■ Short exercise
Print the data exactly, leaving nothing out.

■ Extracted records
■ ■ ■ ■

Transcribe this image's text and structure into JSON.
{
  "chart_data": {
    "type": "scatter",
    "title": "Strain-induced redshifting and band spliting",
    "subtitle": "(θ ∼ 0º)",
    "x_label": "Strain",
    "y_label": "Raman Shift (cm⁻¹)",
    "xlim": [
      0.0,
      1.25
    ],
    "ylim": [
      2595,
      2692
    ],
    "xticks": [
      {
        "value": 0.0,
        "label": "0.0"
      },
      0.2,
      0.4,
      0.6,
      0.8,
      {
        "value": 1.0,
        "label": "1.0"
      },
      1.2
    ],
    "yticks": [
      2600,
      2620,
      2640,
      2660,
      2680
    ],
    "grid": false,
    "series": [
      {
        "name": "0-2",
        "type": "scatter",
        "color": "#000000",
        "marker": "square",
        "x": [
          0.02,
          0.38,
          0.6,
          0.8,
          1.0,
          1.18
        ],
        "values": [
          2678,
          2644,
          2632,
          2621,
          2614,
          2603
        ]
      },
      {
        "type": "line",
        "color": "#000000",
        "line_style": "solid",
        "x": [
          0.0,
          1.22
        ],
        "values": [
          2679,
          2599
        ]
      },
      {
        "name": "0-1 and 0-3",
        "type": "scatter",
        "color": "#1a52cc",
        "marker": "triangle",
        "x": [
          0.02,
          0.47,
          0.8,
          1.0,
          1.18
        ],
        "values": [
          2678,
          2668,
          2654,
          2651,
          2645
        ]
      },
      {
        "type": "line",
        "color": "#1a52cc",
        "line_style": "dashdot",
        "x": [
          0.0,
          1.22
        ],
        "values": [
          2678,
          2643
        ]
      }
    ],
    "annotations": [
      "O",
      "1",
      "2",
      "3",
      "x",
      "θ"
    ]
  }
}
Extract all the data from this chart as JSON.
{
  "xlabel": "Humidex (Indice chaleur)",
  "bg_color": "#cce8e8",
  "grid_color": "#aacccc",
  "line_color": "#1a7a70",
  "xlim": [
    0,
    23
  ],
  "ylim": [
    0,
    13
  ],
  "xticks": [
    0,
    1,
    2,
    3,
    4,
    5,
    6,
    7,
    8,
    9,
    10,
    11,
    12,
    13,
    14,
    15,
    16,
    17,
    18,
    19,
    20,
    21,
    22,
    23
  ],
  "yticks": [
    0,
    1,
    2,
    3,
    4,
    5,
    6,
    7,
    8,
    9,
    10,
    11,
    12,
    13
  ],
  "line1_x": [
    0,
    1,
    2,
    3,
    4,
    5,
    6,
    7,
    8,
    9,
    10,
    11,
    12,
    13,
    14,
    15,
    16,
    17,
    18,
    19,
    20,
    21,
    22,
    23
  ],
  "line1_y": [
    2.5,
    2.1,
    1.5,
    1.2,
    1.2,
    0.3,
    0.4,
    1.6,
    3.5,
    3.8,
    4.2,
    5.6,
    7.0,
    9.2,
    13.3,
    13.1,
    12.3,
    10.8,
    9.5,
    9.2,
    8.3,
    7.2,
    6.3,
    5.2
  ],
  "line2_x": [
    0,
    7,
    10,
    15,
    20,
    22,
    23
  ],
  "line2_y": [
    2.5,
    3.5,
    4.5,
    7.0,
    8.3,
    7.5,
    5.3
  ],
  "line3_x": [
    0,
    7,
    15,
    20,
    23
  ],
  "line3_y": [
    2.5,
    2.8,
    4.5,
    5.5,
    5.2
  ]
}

■ ■ ■ ■

■ Solution
Transcribe this image's text and structure into JSON.
{
  "chart_data": {
    "type": "scatter",
    "title": "Strain-induced redshifting and band spliting",
    "subtitle": "(θ ∼ 0º)",
    "x_label": "Strain",
    "y_label": "Raman Shift (cm⁻¹)",
    "xlim": [
      0.0,
      1.25
    ],
    "ylim": [
      2595,
      2692
    ],
    "xticks": [
      {
        "value": 0.0,
        "label": "0.0"
      },
      0.2,
      0.4,
      0.6,
      0.8,
      {
        "value": 1.0,
        "label": "1.0"
      },
      1.2
    ],
    "yticks": [
      2600,
      2620,
      2640,
      2660,
      2680
    ],
    "grid": false,
    "series": [
      {
        "name": "0-2",
        "type": "scatter",
        "color": "#000000",
        "marker": "square",
        "x": [
          0.02,
          0.38,
          0.6,
          0.8,
          1.0,
          1.18
        ],
        "values": [
          2678,
          2644,
          2632,
          2621,
          2614,
          2603
        ]
      },
      {
        "type": "line",
        "color": "#000000",
        "line_style": "solid",
        "x": [
          0.0,
          1.22
        ],
        "values": [
          2679,
          2599
        ]
      },
      {
        "name": "0-1 and 0-3",
        "type": "scatter",
        "color": "#1a52cc",
        "marker": "triangle",
        "x": [
          0.02,
          0.47,
          0.8,
          1.0,
          1.18
        ],
        "values": [
          2678,
          2668,
          2654,
          2651,
          2645
        ]
      },
      {
        "type": "line",
        "color": "#1a52cc",
        "line_style": "dashdot",
        "x": [
          0.0,
          1.22
        ],
        "values": [
          2678,
          2643
        ]
      }
    ],
    "annotations": [
      "O",
      "1",
      "2",
      "3",
      "x",
      "θ"
    ]
  }
}
Extract all the data from this chart as JSON.
{
  "xlabel": "Humidex (Indice chaleur)",
  "bg_color": "#cce8e8",
  "grid_color": "#aacccc",
  "line_color": "#1a7a70",
  "xlim": [
    0,
    23
  ],
  "ylim": [
    0,
    13
  ],
  "xticks": [
    0,
    1,
    2,
    3,
    4,
    5,
    6,
    7,
    8,
    9,
    10,
    11,
    12,
    13,
    14,
    15,
    16,
    17,
    18,
    19,
    20,
    21,
    22,
    23
  ],
  "yticks": [
    0,
    1,
    2,
    3,
    4,
    5,
    6,
    7,
    8,
    9,
    10,
    11,
    12,
    13
  ],
  "line1_x": [
    0,
    1,
    2,
    3,
    4,
    5,
    6,
    7,
    8,
    9,
    10,
    11,
    12,
    13,
    14,
    15,
    16,
    17,
    18,
    19,
    20,
    21,
    22,
    23
  ],
  "line1_y": [
    2.5,
    2.1,
    1.5,
    1.2,
    1.2,
    0.3,
    0.4,
    1.6,
    3.5,
    3.8,
    4.2,
    5.6,
    7.0,
    9.2,
    13.3,
    13.1,
    12.3,
    10.8,
    9.5,
    9.2,
    8.3,
    7.2,
    6.3,
    5.2
  ],
  "line2_x": [
    0,
    7,
    10,
    15,
    20,
    22,
    23
  ],
  "line2_y": [
    2.5,
    3.5,
    4.5,
    7.0,
    8.3,
    7.5,
    5.3
  ],
  "line3_x": [
    0,
    7,
    15,
    20,
    23
  ],
  "line3_y": [
    2.5,
    2.8,
    4.5,
    5.5,
    5.2
  ]
}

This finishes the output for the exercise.